= Material provided =
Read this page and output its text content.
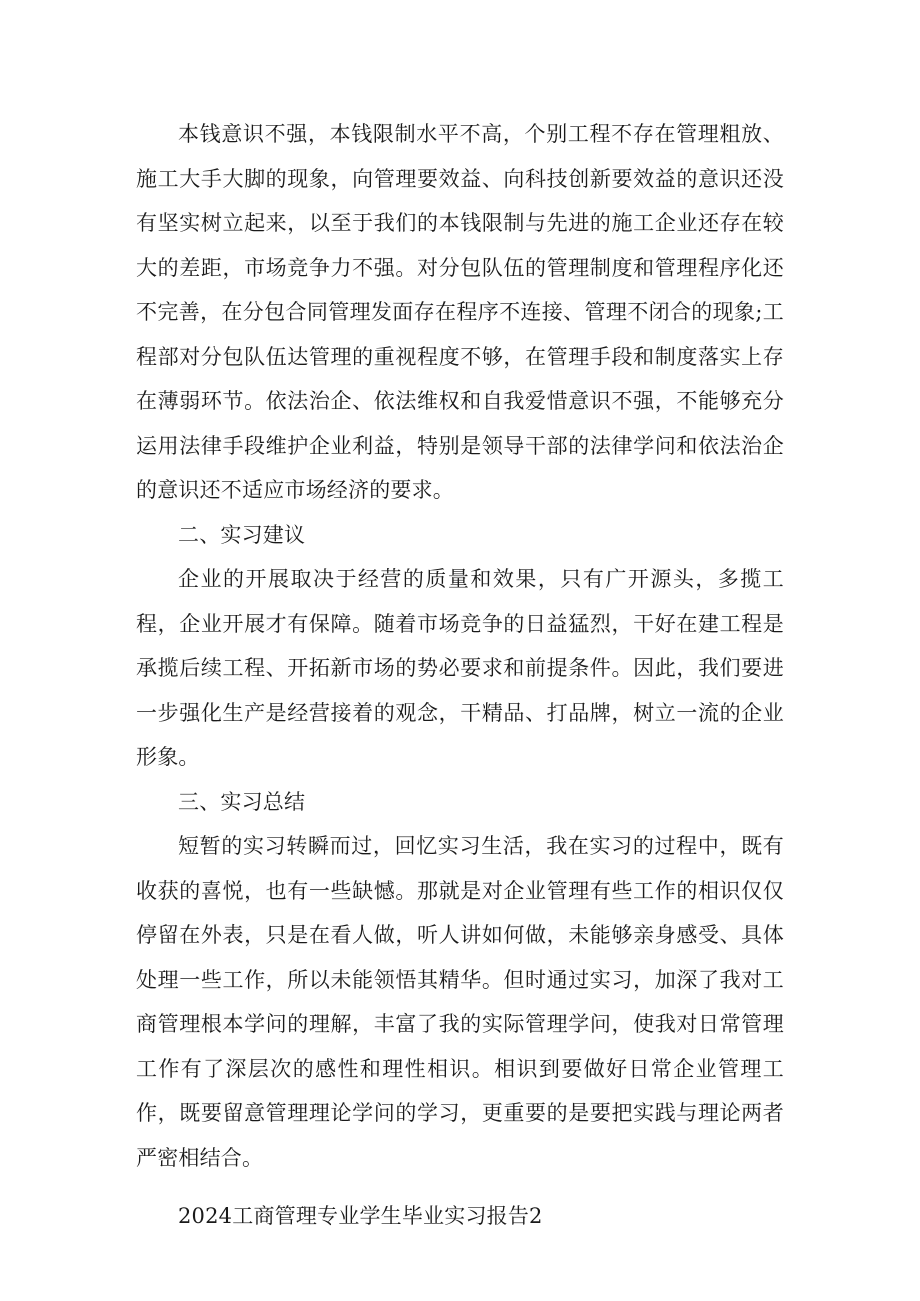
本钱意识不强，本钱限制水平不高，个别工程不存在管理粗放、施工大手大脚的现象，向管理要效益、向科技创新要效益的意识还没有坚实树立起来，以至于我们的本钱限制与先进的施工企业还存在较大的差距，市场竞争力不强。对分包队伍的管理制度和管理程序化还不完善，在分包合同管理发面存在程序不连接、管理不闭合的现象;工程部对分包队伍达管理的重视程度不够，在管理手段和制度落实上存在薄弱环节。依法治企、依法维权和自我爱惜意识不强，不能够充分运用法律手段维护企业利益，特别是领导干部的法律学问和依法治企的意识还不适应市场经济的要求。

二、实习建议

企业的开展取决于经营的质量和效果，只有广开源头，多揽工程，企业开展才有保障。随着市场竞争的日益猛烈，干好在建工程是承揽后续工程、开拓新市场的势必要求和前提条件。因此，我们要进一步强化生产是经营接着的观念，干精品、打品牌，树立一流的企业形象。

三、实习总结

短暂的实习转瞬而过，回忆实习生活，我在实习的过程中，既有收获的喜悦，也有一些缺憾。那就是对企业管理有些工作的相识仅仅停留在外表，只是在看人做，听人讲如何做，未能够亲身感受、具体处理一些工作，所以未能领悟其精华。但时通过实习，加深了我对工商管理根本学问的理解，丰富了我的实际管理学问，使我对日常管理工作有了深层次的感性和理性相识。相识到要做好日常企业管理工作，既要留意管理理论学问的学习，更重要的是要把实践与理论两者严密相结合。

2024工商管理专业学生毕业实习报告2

= Exercise description =
Copy out each line exactly, without the pictures.

= Task result =
Read this page and output its text content.
本钱意识不强，本钱限制水平不高，个别工程不存在管理粗放、施工大手大脚的现象，向管理要效益、向科技创新要效益的意识还没有坚实树立起来，以至于我们的本钱限制与先进的施工企业还存在较大的差距，市场竞争力不强。对分包队伍的管理制度和管理程序化还不完善，在分包合同管理发面存在程序不连接、管理不闭合的现象;工程部对分包队伍达管理的重视程度不够，在管理手段和制度落实上存在薄弱环节。依法治企、依法维权和自我爱惜意识不强，不能够充分运用法律手段维护企业利益，特别是领导干部的法律学问和依法治企的意识还不适应市场经济的要求。

二、实习建议

企业的开展取决于经营的质量和效果，只有广开源头，多揽工程，企业开展才有保障。随着市场竞争的日益猛烈，干好在建工程是承揽后续工程、开拓新市场的势必要求和前提条件。因此，我们要进一步强化生产是经营接着的观念，干精品、打品牌，树立一流的企业形象。

三、实习总结

短暂的实习转瞬而过，回忆实习生活，我在实习的过程中，既有收获的喜悦，也有一些缺憾。那就是对企业管理有些工作的相识仅仅停留在外表，只是在看人做，听人讲如何做，未能够亲身感受、具体处理一些工作，所以未能领悟其精华。但时通过实习，加深了我对工商管理根本学问的理解，丰富了我的实际管理学问，使我对日常管理工作有了深层次的感性和理性相识。相识到要做好日常企业管理工作，既要留意管理理论学问的学习，更重要的是要把实践与理论两者严密相结合。

2024工商管理专业学生毕业实习报告2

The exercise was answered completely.